Exercise details — Please find all lines in the data that hold the string "công" and copy them.

--- Start Raw data ---

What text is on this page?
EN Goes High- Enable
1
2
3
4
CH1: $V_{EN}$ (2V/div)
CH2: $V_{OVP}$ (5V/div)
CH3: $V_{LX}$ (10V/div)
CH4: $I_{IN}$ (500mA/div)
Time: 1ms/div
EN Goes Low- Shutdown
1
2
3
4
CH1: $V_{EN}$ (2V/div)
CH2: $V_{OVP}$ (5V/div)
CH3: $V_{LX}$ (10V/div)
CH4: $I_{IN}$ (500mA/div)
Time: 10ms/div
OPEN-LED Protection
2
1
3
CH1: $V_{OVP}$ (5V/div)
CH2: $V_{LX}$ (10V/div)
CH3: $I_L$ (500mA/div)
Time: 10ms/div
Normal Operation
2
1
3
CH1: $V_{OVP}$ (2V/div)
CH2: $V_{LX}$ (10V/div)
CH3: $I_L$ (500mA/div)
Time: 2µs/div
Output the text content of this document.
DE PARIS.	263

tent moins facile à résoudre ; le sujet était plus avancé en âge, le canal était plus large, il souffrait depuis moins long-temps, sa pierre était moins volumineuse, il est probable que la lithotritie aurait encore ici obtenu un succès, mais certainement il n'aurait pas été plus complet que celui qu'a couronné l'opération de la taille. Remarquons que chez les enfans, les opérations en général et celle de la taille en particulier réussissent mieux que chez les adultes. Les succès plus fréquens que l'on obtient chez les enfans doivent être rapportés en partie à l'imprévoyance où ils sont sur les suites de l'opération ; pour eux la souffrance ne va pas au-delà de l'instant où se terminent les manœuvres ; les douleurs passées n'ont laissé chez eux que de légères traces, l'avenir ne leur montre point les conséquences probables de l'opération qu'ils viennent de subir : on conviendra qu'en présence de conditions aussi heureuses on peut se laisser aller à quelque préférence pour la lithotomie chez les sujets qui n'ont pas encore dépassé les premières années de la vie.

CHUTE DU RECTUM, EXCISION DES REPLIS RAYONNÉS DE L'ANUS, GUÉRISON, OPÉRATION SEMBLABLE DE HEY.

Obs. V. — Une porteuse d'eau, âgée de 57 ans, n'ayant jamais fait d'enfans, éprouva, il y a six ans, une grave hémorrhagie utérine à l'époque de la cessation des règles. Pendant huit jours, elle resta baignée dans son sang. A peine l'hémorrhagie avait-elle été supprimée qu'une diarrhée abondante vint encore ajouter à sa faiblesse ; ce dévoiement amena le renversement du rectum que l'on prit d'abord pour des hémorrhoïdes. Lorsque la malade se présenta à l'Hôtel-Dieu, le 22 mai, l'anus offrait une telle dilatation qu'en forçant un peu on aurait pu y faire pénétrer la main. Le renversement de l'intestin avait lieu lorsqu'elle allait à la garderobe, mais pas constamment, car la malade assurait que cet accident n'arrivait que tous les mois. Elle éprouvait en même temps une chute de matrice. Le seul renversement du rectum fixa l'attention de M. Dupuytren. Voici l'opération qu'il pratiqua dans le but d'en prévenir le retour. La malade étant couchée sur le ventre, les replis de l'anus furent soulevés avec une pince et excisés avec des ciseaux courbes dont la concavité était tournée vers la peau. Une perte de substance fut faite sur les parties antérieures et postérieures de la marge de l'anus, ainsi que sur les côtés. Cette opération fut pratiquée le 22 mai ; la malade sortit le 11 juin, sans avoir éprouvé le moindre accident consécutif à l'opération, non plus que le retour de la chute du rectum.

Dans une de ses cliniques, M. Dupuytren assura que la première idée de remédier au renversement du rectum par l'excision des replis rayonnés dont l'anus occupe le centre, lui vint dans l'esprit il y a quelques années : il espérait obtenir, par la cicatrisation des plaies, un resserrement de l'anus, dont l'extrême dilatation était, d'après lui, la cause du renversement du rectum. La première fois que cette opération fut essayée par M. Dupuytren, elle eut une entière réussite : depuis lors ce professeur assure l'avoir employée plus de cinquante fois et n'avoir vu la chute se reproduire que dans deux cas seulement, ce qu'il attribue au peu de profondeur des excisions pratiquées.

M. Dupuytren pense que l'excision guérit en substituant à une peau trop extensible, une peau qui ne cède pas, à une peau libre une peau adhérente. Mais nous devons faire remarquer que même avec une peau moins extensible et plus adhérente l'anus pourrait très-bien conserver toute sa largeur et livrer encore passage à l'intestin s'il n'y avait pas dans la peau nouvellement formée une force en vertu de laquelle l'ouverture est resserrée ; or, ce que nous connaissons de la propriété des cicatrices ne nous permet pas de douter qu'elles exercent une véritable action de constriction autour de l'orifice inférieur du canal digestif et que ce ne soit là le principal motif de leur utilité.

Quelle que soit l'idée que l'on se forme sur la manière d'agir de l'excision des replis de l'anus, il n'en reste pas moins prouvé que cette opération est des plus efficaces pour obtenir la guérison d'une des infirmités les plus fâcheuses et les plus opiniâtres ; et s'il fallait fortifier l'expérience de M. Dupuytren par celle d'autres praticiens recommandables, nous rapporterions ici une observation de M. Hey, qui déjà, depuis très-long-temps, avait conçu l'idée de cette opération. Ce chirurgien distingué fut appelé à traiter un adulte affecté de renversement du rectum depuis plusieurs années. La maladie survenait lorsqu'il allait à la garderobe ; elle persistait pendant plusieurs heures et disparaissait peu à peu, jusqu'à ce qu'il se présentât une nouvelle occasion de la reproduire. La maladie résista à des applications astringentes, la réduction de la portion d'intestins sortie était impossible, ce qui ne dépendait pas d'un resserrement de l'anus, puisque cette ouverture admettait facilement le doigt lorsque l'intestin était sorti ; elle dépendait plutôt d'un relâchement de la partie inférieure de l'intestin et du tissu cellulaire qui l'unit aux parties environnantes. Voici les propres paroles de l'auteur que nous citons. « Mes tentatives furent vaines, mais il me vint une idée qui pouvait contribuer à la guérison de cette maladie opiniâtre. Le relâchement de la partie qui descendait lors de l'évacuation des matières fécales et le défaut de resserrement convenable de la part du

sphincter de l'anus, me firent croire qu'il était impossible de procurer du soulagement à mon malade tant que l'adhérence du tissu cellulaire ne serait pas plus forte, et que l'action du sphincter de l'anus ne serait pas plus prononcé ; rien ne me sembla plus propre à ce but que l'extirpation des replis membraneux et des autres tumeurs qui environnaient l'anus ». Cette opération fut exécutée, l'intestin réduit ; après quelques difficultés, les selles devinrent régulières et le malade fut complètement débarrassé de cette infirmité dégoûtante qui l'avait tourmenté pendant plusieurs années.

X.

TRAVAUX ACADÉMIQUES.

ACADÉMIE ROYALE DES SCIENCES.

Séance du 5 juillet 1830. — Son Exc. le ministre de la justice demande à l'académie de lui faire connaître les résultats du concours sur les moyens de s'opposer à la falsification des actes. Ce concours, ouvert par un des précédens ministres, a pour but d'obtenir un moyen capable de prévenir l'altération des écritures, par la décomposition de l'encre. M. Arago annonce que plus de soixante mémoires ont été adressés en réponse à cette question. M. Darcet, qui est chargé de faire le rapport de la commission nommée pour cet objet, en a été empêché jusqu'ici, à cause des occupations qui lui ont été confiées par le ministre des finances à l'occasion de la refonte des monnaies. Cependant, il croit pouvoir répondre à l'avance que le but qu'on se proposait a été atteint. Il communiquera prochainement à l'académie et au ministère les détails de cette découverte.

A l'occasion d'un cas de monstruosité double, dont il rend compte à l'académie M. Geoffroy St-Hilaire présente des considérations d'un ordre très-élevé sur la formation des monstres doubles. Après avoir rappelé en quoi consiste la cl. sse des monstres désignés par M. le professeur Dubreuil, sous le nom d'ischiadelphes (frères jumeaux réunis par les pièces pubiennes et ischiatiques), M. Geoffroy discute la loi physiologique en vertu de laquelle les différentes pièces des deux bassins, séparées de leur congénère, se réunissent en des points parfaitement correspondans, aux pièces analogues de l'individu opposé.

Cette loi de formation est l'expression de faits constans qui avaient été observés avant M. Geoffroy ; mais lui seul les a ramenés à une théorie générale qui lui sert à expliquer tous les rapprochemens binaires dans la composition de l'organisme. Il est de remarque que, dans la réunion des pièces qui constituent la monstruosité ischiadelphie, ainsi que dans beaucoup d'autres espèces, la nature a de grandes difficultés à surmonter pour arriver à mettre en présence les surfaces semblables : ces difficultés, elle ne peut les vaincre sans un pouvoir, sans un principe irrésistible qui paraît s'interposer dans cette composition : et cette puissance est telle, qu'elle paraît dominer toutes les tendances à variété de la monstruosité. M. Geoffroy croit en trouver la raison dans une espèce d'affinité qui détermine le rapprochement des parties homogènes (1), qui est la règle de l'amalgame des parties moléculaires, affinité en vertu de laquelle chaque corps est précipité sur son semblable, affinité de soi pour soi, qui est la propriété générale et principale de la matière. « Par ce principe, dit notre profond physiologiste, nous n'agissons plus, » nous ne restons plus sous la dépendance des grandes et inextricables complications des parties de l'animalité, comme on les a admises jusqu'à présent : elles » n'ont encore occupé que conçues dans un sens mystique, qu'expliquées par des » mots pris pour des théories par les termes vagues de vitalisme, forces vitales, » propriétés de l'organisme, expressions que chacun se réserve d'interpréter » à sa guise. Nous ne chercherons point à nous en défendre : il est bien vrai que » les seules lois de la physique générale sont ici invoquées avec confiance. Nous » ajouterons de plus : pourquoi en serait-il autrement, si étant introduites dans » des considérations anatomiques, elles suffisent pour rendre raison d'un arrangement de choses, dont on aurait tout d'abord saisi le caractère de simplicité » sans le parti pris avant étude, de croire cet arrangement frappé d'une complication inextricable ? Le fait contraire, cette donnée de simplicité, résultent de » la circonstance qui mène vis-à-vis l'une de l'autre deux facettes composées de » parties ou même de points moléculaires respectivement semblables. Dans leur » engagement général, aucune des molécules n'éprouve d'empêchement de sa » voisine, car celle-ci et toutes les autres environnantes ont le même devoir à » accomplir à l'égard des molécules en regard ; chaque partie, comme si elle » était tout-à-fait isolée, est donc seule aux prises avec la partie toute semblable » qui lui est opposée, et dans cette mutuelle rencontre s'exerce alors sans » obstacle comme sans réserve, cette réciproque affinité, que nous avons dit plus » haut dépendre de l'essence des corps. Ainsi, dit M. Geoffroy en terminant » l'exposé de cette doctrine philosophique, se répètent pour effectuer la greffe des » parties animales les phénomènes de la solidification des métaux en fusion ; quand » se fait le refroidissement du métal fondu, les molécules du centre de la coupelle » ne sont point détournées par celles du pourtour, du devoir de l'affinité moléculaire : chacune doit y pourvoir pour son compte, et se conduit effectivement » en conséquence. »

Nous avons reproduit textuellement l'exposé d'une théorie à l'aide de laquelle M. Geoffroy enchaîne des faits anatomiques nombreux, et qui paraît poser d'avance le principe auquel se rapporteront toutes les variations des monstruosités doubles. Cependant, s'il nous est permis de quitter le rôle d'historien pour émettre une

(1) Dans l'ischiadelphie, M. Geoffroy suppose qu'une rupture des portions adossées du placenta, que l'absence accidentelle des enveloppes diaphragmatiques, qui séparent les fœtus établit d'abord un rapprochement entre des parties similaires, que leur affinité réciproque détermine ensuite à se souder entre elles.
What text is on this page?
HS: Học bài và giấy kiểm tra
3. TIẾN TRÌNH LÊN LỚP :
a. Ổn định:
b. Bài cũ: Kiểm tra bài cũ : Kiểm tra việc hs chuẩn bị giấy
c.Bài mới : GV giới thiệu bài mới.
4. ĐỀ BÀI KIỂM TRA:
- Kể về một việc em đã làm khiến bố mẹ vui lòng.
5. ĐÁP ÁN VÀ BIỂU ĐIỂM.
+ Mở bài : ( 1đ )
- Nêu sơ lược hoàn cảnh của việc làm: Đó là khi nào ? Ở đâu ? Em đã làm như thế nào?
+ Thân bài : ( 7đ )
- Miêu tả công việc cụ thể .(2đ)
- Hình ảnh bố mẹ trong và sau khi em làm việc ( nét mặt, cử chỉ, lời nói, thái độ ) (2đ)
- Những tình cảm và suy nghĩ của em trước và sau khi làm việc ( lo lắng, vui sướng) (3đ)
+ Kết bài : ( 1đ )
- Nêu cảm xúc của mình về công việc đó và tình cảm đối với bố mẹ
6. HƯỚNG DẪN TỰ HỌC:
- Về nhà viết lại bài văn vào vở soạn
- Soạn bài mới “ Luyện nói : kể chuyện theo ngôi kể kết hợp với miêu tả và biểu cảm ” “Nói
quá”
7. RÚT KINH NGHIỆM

--- End Raw data ---

Written reply —
- Miêu tả công việc cụ thể .(2đ)
- Nêu cảm xúc của mình về công việc đó và tình cảm đối với bố mẹ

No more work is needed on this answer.